### STATED PROBLEM
Reproduce all entries precisely, down to the last character.

— Start of MATERIAL TO PROCESS —

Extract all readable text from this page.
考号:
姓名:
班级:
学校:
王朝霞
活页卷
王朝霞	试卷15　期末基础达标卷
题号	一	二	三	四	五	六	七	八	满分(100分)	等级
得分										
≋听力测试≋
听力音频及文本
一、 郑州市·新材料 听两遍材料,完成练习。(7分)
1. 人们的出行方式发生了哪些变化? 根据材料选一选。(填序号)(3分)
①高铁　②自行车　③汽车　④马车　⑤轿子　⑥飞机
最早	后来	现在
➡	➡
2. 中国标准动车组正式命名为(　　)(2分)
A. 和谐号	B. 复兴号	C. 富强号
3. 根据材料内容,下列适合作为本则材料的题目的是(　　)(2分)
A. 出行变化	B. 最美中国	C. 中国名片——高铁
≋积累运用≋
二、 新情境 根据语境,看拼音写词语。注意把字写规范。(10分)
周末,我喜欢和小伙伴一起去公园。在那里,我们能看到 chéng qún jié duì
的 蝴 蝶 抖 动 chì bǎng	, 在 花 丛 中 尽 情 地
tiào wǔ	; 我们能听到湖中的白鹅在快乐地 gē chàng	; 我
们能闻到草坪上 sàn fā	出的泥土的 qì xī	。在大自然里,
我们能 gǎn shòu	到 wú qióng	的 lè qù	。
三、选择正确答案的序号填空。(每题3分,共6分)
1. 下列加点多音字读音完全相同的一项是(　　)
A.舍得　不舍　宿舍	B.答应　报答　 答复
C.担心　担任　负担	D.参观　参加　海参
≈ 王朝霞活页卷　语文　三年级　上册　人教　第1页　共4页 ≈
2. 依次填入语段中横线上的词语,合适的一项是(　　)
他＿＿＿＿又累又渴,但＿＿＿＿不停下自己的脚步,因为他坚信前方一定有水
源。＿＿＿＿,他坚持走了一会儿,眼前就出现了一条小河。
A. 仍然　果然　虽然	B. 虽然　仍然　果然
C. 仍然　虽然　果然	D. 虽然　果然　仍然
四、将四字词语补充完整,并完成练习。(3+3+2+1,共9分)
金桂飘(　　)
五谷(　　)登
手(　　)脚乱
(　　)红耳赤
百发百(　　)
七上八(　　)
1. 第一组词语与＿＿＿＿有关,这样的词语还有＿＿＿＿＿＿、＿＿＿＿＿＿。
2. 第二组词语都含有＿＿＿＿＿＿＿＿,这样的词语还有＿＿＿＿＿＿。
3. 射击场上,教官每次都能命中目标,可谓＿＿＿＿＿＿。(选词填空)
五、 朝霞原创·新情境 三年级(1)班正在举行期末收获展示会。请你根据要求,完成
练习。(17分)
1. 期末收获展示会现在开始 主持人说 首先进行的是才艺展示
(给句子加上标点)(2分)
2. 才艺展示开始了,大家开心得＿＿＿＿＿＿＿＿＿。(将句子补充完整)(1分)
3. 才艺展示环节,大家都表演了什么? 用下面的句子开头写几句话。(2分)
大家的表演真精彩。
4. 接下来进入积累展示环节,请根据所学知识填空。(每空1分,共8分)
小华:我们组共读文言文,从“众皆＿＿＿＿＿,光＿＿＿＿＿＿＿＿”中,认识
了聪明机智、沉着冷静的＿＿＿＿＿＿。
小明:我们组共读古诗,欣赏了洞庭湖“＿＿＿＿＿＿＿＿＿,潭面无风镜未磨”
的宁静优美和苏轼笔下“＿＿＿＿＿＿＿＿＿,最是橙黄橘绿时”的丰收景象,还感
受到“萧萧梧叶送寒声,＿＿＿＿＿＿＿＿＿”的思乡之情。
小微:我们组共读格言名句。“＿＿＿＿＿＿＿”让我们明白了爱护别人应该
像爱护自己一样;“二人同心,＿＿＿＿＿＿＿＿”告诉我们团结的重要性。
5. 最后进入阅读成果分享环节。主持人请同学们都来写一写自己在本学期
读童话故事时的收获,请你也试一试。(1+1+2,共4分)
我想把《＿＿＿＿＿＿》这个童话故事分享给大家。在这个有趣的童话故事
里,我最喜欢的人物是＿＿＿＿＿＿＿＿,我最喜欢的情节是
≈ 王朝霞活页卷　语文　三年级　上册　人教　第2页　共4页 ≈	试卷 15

— End of MATERIAL TO PROCESS —

### EXERCISE ANSWER
Extract all readable text from this page.
考号:
姓名:
班级:
学校:
王朝霞
活页卷
王朝霞	试卷15　期末基础达标卷
题号	一	二	三	四	五	六	七	八	满分(100分)	等级
得分										
≋听力测试≋
听力音频及文本
一、 郑州市·新材料 听两遍材料,完成练习。(7分)
1. 人们的出行方式发生了哪些变化? 根据材料选一选。(填序号)(3分)
①高铁　②自行车　③汽车　④马车　⑤轿子　⑥飞机
最早	后来	现在
➡	➡
2. 中国标准动车组正式命名为(　　)(2分)
A. 和谐号	B. 复兴号	C. 富强号
3. 根据材料内容,下列适合作为本则材料的题目的是(　　)(2分)
A. 出行变化	B. 最美中国	C. 中国名片——高铁
≋积累运用≋
二、 新情境 根据语境,看拼音写词语。注意把字写规范。(10分)
周末,我喜欢和小伙伴一起去公园。在那里,我们能看到 chéng qún jié duì
的 蝴 蝶 抖 动 chì bǎng	, 在 花 丛 中 尽 情 地
tiào wǔ	; 我们能听到湖中的白鹅在快乐地 gē chàng	; 我
们能闻到草坪上 sàn fā	出的泥土的 qì xī	。在大自然里,
我们能 gǎn shòu	到 wú qióng	的 lè qù	。
三、选择正确答案的序号填空。(每题3分,共6分)
1. 下列加点多音字读音完全相同的一项是(　　)
A.舍得　不舍　宿舍	B.答应　报答　 答复
C.担心　担任　负担	D.参观　参加　海参
≈ 王朝霞活页卷　语文　三年级　上册　人教　第1页　共4页 ≈
2. 依次填入语段中横线上的词语,合适的一项是(　　)
他＿＿＿＿又累又渴,但＿＿＿＿不停下自己的脚步,因为他坚信前方一定有水
源。＿＿＿＿,他坚持走了一会儿,眼前就出现了一条小河。
A. 仍然　果然　虽然	B. 虽然　仍然　果然
C. 仍然　虽然　果然	D. 虽然　果然　仍然
四、将四字词语补充完整,并完成练习。(3+3+2+1,共9分)
金桂飘(　　)
五谷(　　)登
手(　　)脚乱
(　　)红耳赤
百发百(　　)
七上八(　　)
1. 第一组词语与＿＿＿＿有关,这样的词语还有＿＿＿＿＿＿、＿＿＿＿＿＿。
2. 第二组词语都含有＿＿＿＿＿＿＿＿,这样的词语还有＿＿＿＿＿＿。
3. 射击场上,教官每次都能命中目标,可谓＿＿＿＿＿＿。(选词填空)
五、 朝霞原创·新情境 三年级(1)班正在举行期末收获展示会。请你根据要求,完成
练习。(17分)
1. 期末收获展示会现在开始 主持人说 首先进行的是才艺展示
(给句子加上标点)(2分)
2. 才艺展示开始了,大家开心得＿＿＿＿＿＿＿＿＿。(将句子补充完整)(1分)
3. 才艺展示环节,大家都表演了什么? 用下面的句子开头写几句话。(2分)
大家的表演真精彩。
4. 接下来进入积累展示环节,请根据所学知识填空。(每空1分,共8分)
小华:我们组共读文言文,从“众皆＿＿＿＿＿,光＿＿＿＿＿＿＿＿”中,认识
了聪明机智、沉着冷静的＿＿＿＿＿＿。
小明:我们组共读古诗,欣赏了洞庭湖“＿＿＿＿＿＿＿＿＿,潭面无风镜未磨”
的宁静优美和苏轼笔下“＿＿＿＿＿＿＿＿＿,最是橙黄橘绿时”的丰收景象,还感
受到“萧萧梧叶送寒声,＿＿＿＿＿＿＿＿＿”的思乡之情。
小微:我们组共读格言名句。“＿＿＿＿＿＿＿”让我们明白了爱护别人应该
像爱护自己一样;“二人同心,＿＿＿＿＿＿＿＿”告诉我们团结的重要性。
5. 最后进入阅读成果分享环节。主持人请同学们都来写一写自己在本学期
读童话故事时的收获,请你也试一试。(1+1+2,共4分)
我想把《＿＿＿＿＿＿》这个童话故事分享给大家。在这个有趣的童话故事
里,我最喜欢的人物是＿＿＿＿＿＿＿＿,我最喜欢的情节是
≈ 王朝霞活页卷　语文　三年级　上册　人教　第2页　共4页 ≈	试卷 15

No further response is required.